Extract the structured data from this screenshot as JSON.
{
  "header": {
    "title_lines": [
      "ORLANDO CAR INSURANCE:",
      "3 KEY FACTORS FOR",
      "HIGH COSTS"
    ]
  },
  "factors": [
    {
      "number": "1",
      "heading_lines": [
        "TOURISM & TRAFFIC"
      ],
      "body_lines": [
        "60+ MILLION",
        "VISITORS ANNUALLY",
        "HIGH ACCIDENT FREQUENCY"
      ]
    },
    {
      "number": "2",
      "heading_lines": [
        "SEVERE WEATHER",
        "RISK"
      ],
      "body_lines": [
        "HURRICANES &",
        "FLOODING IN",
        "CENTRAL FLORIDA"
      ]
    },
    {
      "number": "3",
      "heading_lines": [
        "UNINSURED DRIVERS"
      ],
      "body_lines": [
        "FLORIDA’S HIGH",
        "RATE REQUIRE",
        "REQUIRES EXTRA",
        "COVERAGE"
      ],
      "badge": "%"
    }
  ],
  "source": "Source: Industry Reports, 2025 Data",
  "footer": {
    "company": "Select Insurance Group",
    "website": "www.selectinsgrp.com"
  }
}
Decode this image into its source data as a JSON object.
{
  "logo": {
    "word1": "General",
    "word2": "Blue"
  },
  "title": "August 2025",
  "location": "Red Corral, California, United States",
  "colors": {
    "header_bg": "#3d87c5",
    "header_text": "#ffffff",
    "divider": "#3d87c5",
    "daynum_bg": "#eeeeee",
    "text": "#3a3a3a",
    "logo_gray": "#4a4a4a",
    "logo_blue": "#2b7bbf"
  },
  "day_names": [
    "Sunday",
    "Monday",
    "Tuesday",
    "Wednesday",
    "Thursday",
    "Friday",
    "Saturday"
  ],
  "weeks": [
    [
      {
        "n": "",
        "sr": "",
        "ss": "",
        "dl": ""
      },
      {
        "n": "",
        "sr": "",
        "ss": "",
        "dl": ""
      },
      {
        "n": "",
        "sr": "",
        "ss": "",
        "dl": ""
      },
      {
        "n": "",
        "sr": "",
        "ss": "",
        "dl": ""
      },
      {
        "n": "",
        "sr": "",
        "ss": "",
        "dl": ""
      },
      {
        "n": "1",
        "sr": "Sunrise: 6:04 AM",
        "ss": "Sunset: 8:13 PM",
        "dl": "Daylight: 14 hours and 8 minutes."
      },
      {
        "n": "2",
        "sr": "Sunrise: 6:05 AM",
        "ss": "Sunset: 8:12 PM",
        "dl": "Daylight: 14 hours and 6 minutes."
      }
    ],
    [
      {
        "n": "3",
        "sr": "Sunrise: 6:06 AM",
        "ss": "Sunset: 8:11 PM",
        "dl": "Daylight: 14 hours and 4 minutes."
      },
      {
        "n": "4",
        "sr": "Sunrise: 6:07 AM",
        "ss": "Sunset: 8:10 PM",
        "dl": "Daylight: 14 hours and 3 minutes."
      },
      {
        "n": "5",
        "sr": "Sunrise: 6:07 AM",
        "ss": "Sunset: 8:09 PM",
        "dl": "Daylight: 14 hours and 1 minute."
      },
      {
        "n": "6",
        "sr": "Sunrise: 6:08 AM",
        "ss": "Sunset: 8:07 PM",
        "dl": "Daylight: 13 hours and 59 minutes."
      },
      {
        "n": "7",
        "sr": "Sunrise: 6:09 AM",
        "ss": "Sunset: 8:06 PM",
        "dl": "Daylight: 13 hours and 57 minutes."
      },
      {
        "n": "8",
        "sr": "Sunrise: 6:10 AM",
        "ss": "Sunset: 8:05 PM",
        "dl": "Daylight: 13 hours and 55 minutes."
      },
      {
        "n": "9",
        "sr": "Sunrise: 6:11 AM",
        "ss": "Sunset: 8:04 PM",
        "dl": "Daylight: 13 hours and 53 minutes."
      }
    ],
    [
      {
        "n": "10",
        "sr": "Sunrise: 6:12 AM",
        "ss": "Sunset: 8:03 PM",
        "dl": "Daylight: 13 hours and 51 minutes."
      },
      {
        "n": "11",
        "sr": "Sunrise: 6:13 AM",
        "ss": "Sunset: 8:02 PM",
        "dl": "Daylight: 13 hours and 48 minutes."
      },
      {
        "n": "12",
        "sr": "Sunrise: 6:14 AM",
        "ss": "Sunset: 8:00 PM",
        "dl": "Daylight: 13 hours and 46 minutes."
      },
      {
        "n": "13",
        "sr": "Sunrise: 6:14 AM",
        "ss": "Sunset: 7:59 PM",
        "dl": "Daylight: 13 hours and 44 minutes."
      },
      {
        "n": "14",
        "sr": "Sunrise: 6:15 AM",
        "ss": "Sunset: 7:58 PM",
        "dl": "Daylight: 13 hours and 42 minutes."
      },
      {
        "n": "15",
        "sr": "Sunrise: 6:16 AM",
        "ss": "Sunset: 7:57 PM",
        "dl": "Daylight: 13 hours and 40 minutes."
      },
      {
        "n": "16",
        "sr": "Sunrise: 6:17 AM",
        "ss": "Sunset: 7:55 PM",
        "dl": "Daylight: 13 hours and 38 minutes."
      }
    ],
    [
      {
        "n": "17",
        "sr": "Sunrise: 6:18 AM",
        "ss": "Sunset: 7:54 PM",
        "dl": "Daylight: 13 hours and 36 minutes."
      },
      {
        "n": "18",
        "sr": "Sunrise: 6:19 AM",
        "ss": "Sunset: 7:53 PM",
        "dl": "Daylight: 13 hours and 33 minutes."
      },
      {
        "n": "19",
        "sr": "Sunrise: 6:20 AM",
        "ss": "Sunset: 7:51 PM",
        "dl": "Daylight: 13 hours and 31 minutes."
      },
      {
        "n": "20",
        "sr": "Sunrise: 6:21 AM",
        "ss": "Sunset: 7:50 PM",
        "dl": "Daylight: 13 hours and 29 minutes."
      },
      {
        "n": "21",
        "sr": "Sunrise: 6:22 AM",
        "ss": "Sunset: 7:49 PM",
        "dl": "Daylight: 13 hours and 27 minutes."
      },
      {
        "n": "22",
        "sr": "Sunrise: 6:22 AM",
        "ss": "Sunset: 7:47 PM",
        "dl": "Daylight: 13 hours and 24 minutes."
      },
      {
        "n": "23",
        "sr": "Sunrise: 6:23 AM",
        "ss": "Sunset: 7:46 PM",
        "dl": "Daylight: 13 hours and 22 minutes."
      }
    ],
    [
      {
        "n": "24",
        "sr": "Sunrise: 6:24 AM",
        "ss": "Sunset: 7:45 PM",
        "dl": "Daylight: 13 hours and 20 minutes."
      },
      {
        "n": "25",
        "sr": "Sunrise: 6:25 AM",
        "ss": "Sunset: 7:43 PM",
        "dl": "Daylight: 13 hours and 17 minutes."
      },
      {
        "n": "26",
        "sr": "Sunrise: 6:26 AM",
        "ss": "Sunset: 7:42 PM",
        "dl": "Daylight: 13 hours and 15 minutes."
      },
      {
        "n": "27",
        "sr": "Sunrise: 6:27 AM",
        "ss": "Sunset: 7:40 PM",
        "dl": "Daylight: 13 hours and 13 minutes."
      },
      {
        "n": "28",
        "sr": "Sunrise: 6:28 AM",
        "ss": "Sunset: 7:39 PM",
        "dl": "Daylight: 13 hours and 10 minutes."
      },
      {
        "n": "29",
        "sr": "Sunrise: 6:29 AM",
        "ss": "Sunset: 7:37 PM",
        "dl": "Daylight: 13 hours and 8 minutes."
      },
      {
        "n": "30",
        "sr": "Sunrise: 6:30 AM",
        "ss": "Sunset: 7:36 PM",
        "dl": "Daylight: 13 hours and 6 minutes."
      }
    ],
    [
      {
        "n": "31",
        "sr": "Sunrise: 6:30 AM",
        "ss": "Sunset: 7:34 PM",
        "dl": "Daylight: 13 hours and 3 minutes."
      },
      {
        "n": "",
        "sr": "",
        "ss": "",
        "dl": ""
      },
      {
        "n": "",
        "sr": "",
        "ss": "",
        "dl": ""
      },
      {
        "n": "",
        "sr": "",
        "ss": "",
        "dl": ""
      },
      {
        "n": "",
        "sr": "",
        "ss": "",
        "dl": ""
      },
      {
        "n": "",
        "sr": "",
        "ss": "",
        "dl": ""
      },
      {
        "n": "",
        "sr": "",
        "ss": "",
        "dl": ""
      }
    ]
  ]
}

★ ★ ★ ★ ★ ★ ★

PROBLEM >>
Pick out each line containing "HIGH" and report it.

COMPLETED EXERCISE >>
      "HIGH COSTS"
        "HIGH ACCIDENT FREQUENCY"
        "FLORIDA’S HIGH",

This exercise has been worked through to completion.